§ What you are asked to do
Extract all records. Keep each one exact.

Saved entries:
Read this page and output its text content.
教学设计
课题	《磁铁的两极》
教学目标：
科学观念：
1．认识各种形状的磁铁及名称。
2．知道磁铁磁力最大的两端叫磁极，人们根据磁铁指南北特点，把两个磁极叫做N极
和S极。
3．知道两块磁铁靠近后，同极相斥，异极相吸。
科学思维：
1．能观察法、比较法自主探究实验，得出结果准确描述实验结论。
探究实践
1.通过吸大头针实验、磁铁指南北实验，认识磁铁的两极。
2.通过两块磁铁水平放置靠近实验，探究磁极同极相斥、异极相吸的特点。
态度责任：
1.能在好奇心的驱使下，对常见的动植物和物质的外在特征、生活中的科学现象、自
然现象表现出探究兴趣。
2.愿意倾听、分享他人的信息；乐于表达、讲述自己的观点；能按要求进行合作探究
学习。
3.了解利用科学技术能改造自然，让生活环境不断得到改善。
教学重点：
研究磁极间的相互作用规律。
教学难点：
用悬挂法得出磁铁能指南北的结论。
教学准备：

§ Result of the exercise
Read this page and output its text content.
教学设计
课题	《磁铁的两极》
教学目标：
科学观念：
1．认识各种形状的磁铁及名称。
2．知道磁铁磁力最大的两端叫磁极，人们根据磁铁指南北特点，把两个磁极叫做N极
和S极。
3．知道两块磁铁靠近后，同极相斥，异极相吸。
科学思维：
1．能观察法、比较法自主探究实验，得出结果准确描述实验结论。
探究实践
1.通过吸大头针实验、磁铁指南北实验，认识磁铁的两极。
2.通过两块磁铁水平放置靠近实验，探究磁极同极相斥、异极相吸的特点。
态度责任：
1.能在好奇心的驱使下，对常见的动植物和物质的外在特征、生活中的科学现象、自
然现象表现出探究兴趣。
2.愿意倾听、分享他人的信息；乐于表达、讲述自己的观点；能按要求进行合作探究
学习。
3.了解利用科学技术能改造自然，让生活环境不断得到改善。
教学重点：
研究磁极间的相互作用规律。
教学难点：
用悬挂法得出磁铁能指南北的结论。
教学准备：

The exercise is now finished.